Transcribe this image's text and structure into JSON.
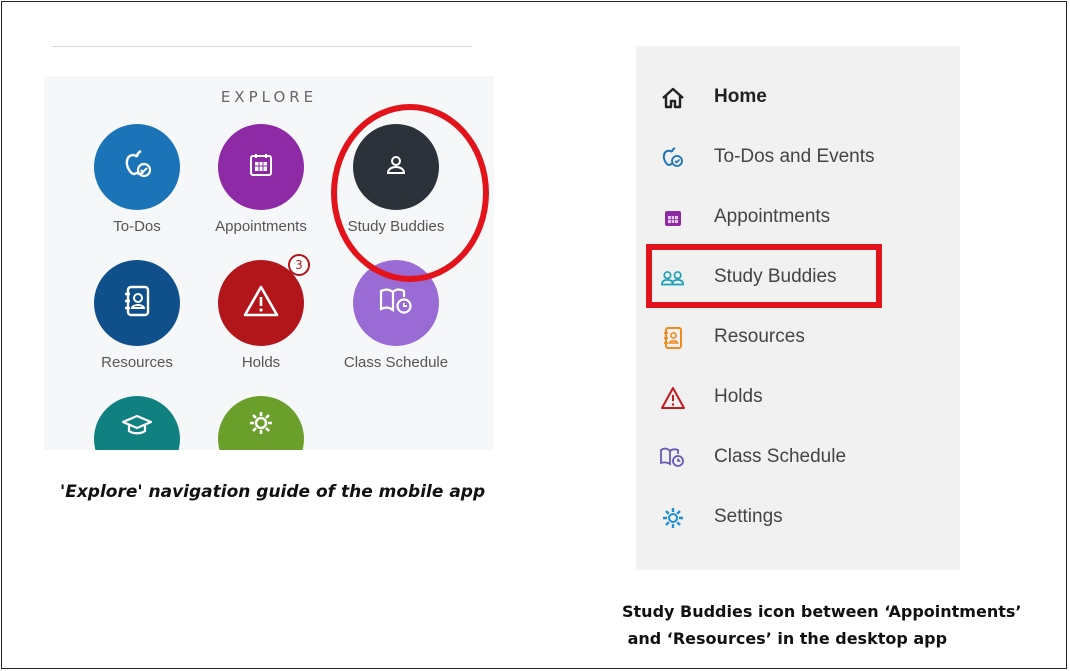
{
  "mobile": {
    "header": "EXPLORE",
    "tiles": [
      {
        "label": "To-Dos",
        "color": "#1b73b8",
        "icon": "apple-check-icon"
      },
      {
        "label": "Appointments",
        "color": "#8e2aa6",
        "icon": "calendar-icon"
      },
      {
        "label": "Study Buddies",
        "color": "#2b323a",
        "icon": "person-icon"
      },
      {
        "label": "Resources",
        "color": "#0f4f8a",
        "icon": "contact-book-icon"
      },
      {
        "label": "Holds",
        "color": "#b2161a",
        "icon": "warning-icon",
        "badge": "3"
      },
      {
        "label": "Class Schedule",
        "color": "#9a6bd4",
        "icon": "book-clock-icon"
      },
      {
        "label": "",
        "color": "#118080",
        "icon": "graduation-cap-icon"
      },
      {
        "label": "",
        "color": "#6a9f2b",
        "icon": "gear-icon"
      }
    ],
    "caption": "'Explore' navigation guide of the mobile app"
  },
  "desktop": {
    "nav": [
      {
        "label": "Home",
        "icon": "home-icon"
      },
      {
        "label": "To-Dos and Events",
        "icon": "apple-check-icon"
      },
      {
        "label": "Appointments",
        "icon": "calendar-icon"
      },
      {
        "label": "Study Buddies",
        "icon": "people-icon"
      },
      {
        "label": "Resources",
        "icon": "contact-book-icon"
      },
      {
        "label": "Holds",
        "icon": "warning-icon"
      },
      {
        "label": "Class Schedule",
        "icon": "book-clock-icon"
      },
      {
        "label": "Settings",
        "icon": "gear-icon"
      }
    ],
    "caption_line1": "Study Buddies icon between ‘Appointments’",
    "caption_line2": " and ‘Resources’ in the desktop app"
  },
  "colors": {
    "highlight": "#e3131b"
  }
}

-.-.-

* **SET EXERCISE**: Read the entries and select each line where the word "warning" is found.

* **EXERCISE ANSWER**:
        "icon": "warning-icon",
        "icon": "warning-icon"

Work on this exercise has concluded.